## Entries supplied
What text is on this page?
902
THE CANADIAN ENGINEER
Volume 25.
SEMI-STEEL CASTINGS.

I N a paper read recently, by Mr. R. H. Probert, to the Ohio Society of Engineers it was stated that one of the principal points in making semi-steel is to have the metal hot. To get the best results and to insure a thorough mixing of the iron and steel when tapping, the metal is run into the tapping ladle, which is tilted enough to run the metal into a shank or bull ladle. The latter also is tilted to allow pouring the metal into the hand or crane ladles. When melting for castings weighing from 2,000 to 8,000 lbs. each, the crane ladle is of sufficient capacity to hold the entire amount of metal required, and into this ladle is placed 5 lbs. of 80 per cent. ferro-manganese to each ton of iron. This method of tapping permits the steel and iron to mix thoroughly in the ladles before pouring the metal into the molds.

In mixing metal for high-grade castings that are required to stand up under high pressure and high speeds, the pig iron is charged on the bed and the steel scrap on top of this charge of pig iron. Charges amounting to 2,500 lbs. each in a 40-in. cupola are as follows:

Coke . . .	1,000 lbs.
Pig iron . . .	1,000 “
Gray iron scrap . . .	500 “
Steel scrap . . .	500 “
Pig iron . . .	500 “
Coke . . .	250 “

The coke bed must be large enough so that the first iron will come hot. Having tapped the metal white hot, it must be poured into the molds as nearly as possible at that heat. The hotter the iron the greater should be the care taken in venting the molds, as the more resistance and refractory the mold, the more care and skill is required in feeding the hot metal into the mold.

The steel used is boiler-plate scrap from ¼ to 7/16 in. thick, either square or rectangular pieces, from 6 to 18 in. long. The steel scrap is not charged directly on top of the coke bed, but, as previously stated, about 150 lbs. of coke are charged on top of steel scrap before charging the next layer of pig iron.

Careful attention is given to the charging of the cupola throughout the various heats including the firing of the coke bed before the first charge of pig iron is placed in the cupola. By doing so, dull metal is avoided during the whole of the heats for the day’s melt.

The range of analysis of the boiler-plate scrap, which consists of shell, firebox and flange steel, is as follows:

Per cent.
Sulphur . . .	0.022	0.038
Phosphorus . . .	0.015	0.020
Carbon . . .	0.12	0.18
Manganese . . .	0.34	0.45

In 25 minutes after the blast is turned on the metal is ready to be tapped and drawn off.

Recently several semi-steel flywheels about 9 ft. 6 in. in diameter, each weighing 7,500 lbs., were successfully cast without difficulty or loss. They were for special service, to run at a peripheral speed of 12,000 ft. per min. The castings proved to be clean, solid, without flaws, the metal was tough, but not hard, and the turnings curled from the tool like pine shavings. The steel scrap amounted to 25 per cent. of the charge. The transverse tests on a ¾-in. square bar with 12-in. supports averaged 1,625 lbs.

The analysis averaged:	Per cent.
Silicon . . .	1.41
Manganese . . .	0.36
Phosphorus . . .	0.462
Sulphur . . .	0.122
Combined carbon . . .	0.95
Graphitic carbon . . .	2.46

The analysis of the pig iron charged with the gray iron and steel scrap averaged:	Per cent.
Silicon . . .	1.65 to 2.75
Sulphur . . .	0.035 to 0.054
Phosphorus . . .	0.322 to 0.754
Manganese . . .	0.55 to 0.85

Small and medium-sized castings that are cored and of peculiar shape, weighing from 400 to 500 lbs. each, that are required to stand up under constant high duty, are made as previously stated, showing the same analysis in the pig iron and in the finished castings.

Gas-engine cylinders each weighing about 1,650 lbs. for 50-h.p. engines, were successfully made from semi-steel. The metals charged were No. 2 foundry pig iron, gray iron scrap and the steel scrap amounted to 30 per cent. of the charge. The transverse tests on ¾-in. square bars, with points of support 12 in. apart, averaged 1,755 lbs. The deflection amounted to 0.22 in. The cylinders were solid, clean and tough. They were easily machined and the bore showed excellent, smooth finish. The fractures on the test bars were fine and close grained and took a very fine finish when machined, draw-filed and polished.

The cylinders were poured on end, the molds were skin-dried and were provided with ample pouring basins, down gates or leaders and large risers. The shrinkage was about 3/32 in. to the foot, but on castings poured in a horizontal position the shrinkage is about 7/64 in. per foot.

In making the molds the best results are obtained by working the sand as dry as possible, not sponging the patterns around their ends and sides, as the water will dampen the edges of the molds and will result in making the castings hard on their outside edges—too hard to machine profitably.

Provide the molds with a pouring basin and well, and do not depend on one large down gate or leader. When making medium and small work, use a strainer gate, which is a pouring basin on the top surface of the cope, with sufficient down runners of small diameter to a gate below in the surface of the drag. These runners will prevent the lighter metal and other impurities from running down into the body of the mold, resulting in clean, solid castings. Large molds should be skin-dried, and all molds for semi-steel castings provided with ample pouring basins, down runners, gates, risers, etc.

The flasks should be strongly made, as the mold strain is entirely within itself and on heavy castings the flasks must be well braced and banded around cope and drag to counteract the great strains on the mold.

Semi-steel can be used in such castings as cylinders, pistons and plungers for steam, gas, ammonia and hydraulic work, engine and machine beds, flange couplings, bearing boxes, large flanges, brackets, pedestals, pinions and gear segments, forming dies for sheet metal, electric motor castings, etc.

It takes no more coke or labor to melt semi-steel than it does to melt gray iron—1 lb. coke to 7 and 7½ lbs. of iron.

## Problem details
Filter the listing for the word "sufficient" and copy every line that holds it.

## Exercise solution
I N a paper read recently, by Mr. R. H. Probert, to the Ohio Society of Engineers it was stated that one of the principal points in making semi-steel is to have the metal hot. To get the best results and to insure a thorough mixing of the iron and steel when tapping, the metal is run into the tapping ladle, which is tilted enough to run the metal into a shank or bull ladle. The latter also is tilted to allow pouring the metal into the hand or crane ladles. When melting for castings weighing from 2,000 to 8,000 lbs. each, the crane ladle is of sufficient capacity to hold the entire amount of metal required, and into this ladle is placed 5 lbs. of 80 per cent. ferro-manganese to each ton of iron. This method of tapping permits the steel and iron to mix thoroughly in the ladles before pouring the metal into the molds.
Provide the molds with a pouring basin and well, and do not depend on one large down gate or leader. When making medium and small work, use a strainer gate, which is a pouring basin on the top surface of the cope, with sufficient down runners of small diameter to a gate below in the surface of the drag. These runners will prevent the lighter metal and other impurities from running down into the body of the mold, resulting in clean, solid castings. Large molds should be skin-dried, and all molds for semi-steel castings provided with ample pouring basins, down runners, gates, risers, etc.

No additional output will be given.